What you should do: Each line that follows should be printed again exactly as it stands.

Data listing
================================

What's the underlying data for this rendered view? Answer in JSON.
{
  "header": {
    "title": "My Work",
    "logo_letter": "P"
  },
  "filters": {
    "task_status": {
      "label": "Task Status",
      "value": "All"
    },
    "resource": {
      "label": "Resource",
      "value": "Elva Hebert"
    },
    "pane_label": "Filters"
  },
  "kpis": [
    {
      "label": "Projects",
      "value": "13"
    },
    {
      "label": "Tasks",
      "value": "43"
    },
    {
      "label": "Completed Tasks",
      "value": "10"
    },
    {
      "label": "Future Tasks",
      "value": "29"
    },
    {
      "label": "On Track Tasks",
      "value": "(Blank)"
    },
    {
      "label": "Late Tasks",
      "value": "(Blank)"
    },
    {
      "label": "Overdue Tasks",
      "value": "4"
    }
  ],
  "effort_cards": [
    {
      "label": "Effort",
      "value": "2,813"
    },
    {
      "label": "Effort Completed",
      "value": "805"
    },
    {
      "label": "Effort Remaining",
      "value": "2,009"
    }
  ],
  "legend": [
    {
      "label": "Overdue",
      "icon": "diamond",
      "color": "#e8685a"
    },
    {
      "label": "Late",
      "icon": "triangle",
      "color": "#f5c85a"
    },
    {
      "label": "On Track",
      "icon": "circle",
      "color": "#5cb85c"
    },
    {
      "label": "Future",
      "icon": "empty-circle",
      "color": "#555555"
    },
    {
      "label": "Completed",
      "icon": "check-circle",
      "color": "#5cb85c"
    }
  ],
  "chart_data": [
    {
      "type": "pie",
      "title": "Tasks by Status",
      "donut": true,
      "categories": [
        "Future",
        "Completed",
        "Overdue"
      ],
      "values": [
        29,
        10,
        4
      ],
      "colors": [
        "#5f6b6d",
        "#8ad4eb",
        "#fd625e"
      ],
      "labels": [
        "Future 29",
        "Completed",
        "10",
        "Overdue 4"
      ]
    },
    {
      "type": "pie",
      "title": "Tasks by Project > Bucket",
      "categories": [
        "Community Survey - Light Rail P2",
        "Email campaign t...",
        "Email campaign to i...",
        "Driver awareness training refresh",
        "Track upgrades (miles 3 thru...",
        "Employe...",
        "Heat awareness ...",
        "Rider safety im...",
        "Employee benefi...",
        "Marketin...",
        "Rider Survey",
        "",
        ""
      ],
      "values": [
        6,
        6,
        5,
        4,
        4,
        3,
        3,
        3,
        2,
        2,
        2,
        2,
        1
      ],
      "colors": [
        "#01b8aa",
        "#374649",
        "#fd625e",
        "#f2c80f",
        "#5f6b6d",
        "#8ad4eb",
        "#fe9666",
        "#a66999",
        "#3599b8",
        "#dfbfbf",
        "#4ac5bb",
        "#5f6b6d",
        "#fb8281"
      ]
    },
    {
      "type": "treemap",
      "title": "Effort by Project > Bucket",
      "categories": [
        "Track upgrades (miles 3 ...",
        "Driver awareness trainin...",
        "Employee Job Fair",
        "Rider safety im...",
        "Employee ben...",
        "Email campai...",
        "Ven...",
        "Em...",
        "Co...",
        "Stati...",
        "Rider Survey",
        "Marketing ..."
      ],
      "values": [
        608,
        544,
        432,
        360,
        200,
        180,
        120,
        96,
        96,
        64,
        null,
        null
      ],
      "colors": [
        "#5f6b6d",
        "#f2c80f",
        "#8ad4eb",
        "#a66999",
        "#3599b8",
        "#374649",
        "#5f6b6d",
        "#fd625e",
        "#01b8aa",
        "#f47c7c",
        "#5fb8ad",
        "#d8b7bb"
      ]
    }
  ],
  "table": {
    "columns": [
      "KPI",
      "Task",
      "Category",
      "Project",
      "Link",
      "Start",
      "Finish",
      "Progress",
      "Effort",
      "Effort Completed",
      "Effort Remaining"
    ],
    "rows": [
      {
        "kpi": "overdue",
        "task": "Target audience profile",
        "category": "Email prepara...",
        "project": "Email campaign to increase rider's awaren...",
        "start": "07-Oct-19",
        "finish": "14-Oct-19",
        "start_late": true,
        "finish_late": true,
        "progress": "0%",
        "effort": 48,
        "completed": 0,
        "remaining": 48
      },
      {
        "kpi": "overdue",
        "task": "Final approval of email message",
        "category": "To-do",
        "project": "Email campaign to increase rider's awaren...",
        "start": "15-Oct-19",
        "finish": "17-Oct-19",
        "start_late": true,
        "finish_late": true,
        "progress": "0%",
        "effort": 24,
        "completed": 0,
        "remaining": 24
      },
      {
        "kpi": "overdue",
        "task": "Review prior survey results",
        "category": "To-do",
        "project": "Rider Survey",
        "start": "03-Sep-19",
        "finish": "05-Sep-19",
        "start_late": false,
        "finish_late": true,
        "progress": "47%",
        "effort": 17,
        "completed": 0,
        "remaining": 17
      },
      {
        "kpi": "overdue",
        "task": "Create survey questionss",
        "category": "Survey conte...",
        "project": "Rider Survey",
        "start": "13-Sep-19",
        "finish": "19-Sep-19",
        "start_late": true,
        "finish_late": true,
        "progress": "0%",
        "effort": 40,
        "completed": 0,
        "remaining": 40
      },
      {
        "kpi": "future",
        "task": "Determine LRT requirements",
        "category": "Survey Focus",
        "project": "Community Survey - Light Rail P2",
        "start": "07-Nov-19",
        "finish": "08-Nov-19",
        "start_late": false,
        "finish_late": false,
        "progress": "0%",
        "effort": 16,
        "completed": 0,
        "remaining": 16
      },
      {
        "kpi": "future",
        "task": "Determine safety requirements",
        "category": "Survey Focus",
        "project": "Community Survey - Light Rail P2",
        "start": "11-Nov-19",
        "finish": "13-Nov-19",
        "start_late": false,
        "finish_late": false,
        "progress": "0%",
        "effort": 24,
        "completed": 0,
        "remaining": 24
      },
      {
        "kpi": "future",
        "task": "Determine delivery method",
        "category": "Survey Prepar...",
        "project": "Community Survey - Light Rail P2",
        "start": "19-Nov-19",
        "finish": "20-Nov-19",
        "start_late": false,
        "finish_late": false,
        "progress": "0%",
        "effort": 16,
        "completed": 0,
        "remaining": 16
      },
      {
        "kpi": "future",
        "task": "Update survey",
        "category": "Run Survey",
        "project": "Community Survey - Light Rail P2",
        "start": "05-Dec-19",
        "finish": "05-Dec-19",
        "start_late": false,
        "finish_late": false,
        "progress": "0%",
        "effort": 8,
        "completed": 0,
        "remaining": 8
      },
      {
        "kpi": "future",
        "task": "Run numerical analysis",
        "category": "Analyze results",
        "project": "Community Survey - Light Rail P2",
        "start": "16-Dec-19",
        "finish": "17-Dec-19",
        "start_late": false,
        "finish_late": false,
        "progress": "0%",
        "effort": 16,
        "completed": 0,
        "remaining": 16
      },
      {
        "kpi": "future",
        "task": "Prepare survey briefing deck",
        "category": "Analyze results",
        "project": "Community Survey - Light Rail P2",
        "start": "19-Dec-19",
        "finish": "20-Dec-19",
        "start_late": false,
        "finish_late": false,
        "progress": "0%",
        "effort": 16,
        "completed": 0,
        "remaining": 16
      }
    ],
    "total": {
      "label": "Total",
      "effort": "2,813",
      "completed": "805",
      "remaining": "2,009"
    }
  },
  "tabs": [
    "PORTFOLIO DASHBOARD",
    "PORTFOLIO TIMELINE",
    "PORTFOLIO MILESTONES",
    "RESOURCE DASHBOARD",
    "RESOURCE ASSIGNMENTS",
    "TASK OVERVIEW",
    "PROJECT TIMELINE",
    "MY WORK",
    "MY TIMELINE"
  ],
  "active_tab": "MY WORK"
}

================================

Written reply:
What's the underlying data for this rendered view? Answer in JSON.
{
  "header": {
    "title": "My Work",
    "logo_letter": "P"
  },
  "filters": {
    "task_status": {
      "label": "Task Status",
      "value": "All"
    },
    "resource": {
      "label": "Resource",
      "value": "Elva Hebert"
    },
    "pane_label": "Filters"
  },
  "kpis": [
    {
      "label": "Projects",
      "value": "13"
    },
    {
      "label": "Tasks",
      "value": "43"
    },
    {
      "label": "Completed Tasks",
      "value": "10"
    },
    {
      "label": "Future Tasks",
      "value": "29"
    },
    {
      "label": "On Track Tasks",
      "value": "(Blank)"
    },
    {
      "label": "Late Tasks",
      "value": "(Blank)"
    },
    {
      "label": "Overdue Tasks",
      "value": "4"
    }
  ],
  "effort_cards": [
    {
      "label": "Effort",
      "value": "2,813"
    },
    {
      "label": "Effort Completed",
      "value": "805"
    },
    {
      "label": "Effort Remaining",
      "value": "2,009"
    }
  ],
  "legend": [
    {
      "label": "Overdue",
      "icon": "diamond",
      "color": "#e8685a"
    },
    {
      "label": "Late",
      "icon": "triangle",
      "color": "#f5c85a"
    },
    {
      "label": "On Track",
      "icon": "circle",
      "color": "#5cb85c"
    },
    {
      "label": "Future",
      "icon": "empty-circle",
      "color": "#555555"
    },
    {
      "label": "Completed",
      "icon": "check-circle",
      "color": "#5cb85c"
    }
  ],
  "chart_data": [
    {
      "type": "pie",
      "title": "Tasks by Status",
      "donut": true,
      "categories": [
        "Future",
        "Completed",
        "Overdue"
      ],
      "values": [
        29,
        10,
        4
      ],
      "colors": [
        "#5f6b6d",
        "#8ad4eb",
        "#fd625e"
      ],
      "labels": [
        "Future 29",
        "Completed",
        "10",
        "Overdue 4"
      ]
    },
    {
      "type": "pie",
      "title": "Tasks by Project > Bucket",
      "categories": [
        "Community Survey - Light Rail P2",
        "Email campaign t...",
        "Email campaign to i...",
        "Driver awareness training refresh",
        "Track upgrades (miles 3 thru...",
        "Employe...",
        "Heat awareness ...",
        "Rider safety im...",
        "Employee benefi...",
        "Marketin...",
        "Rider Survey",
        "",
        ""
      ],
      "values": [
        6,
        6,
        5,
        4,
        4,
        3,
        3,
        3,
        2,
        2,
        2,
        2,
        1
      ],
      "colors": [
        "#01b8aa",
        "#374649",
        "#fd625e",
        "#f2c80f",
        "#5f6b6d",
        "#8ad4eb",
        "#fe9666",
        "#a66999",
        "#3599b8",
        "#dfbfbf",
        "#4ac5bb",
        "#5f6b6d",
        "#fb8281"
      ]
    },
    {
      "type": "treemap",
      "title": "Effort by Project > Bucket",
      "categories": [
        "Track upgrades (miles 3 ...",
        "Driver awareness trainin...",
        "Employee Job Fair",
        "Rider safety im...",
        "Employee ben...",
        "Email campai...",
        "Ven...",
        "Em...",
        "Co...",
        "Stati...",
        "Rider Survey",
        "Marketing ..."
      ],
      "values": [
        608,
        544,
        432,
        360,
        200,
        180,
        120,
        96,
        96,
        64,
        null,
        null
      ],
      "colors": [
        "#5f6b6d",
        "#f2c80f",
        "#8ad4eb",
        "#a66999",
        "#3599b8",
        "#374649",
        "#5f6b6d",
        "#fd625e",
        "#01b8aa",
        "#f47c7c",
        "#5fb8ad",
        "#d8b7bb"
      ]
    }
  ],
  "table": {
    "columns": [
      "KPI",
      "Task",
      "Category",
      "Project",
      "Link",
      "Start",
      "Finish",
      "Progress",
      "Effort",
      "Effort Completed",
      "Effort Remaining"
    ],
    "rows": [
      {
        "kpi": "overdue",
        "task": "Target audience profile",
        "category": "Email prepara...",
        "project": "Email campaign to increase rider's awaren...",
        "start": "07-Oct-19",
        "finish": "14-Oct-19",
        "start_late": true,
        "finish_late": true,
        "progress": "0%",
        "effort": 48,
        "completed": 0,
        "remaining": 48
      },
      {
        "kpi": "overdue",
        "task": "Final approval of email message",
        "category": "To-do",
        "project": "Email campaign to increase rider's awaren...",
        "start": "15-Oct-19",
        "finish": "17-Oct-19",
        "start_late": true,
        "finish_late": true,
        "progress": "0%",
        "effort": 24,
        "completed": 0,
        "remaining": 24
      },
      {
        "kpi": "overdue",
        "task": "Review prior survey results",
        "category": "To-do",
        "project": "Rider Survey",
        "start": "03-Sep-19",
        "finish": "05-Sep-19",
        "start_late": false,
        "finish_late": true,
        "progress": "47%",
        "effort": 17,
        "completed": 0,
        "remaining": 17
      },
      {
        "kpi": "overdue",
        "task": "Create survey questionss",
        "category": "Survey conte...",
        "project": "Rider Survey",
        "start": "13-Sep-19",
        "finish": "19-Sep-19",
        "start_late": true,
        "finish_late": true,
        "progress": "0%",
        "effort": 40,
        "completed": 0,
        "remaining": 40
      },
      {
        "kpi": "future",
        "task": "Determine LRT requirements",
        "category": "Survey Focus",
        "project": "Community Survey - Light Rail P2",
        "start": "07-Nov-19",
        "finish": "08-Nov-19",
        "start_late": false,
        "finish_late": false,
        "progress": "0%",
        "effort": 16,
        "completed": 0,
        "remaining": 16
      },
      {
        "kpi": "future",
        "task": "Determine safety requirements",
        "category": "Survey Focus",
        "project": "Community Survey - Light Rail P2",
        "start": "11-Nov-19",
        "finish": "13-Nov-19",
        "start_late": false,
        "finish_late": false,
        "progress": "0%",
        "effort": 24,
        "completed": 0,
        "remaining": 24
      },
      {
        "kpi": "future",
        "task": "Determine delivery method",
        "category": "Survey Prepar...",
        "project": "Community Survey - Light Rail P2",
        "start": "19-Nov-19",
        "finish": "20-Nov-19",
        "start_late": false,
        "finish_late": false,
        "progress": "0%",
        "effort": 16,
        "completed": 0,
        "remaining": 16
      },
      {
        "kpi": "future",
        "task": "Update survey",
        "category": "Run Survey",
        "project": "Community Survey - Light Rail P2",
        "start": "05-Dec-19",
        "finish": "05-Dec-19",
        "start_late": false,
        "finish_late": false,
        "progress": "0%",
        "effort": 8,
        "completed": 0,
        "remaining": 8
      },
      {
        "kpi": "future",
        "task": "Run numerical analysis",
        "category": "Analyze results",
        "project": "Community Survey - Light Rail P2",
        "start": "16-Dec-19",
        "finish": "17-Dec-19",
        "start_late": false,
        "finish_late": false,
        "progress": "0%",
        "effort": 16,
        "completed": 0,
        "remaining": 16
      },
      {
        "kpi": "future",
        "task": "Prepare survey briefing deck",
        "category": "Analyze results",
        "project": "Community Survey - Light Rail P2",
        "start": "19-Dec-19",
        "finish": "20-Dec-19",
        "start_late": false,
        "finish_late": false,
        "progress": "0%",
        "effort": 16,
        "completed": 0,
        "remaining": 16
      }
    ],
    "total": {
      "label": "Total",
      "effort": "2,813",
      "completed": "805",
      "remaining": "2,009"
    }
  },
  "tabs": [
    "PORTFOLIO DASHBOARD",
    "PORTFOLIO TIMELINE",
    "PORTFOLIO MILESTONES",
    "RESOURCE DASHBOARD",
    "RESOURCE ASSIGNMENTS",
    "TASK OVERVIEW",
    "PROJECT TIMELINE",
    "MY WORK",
    "MY TIMELINE"
  ],
  "active_tab": "MY WORK"
}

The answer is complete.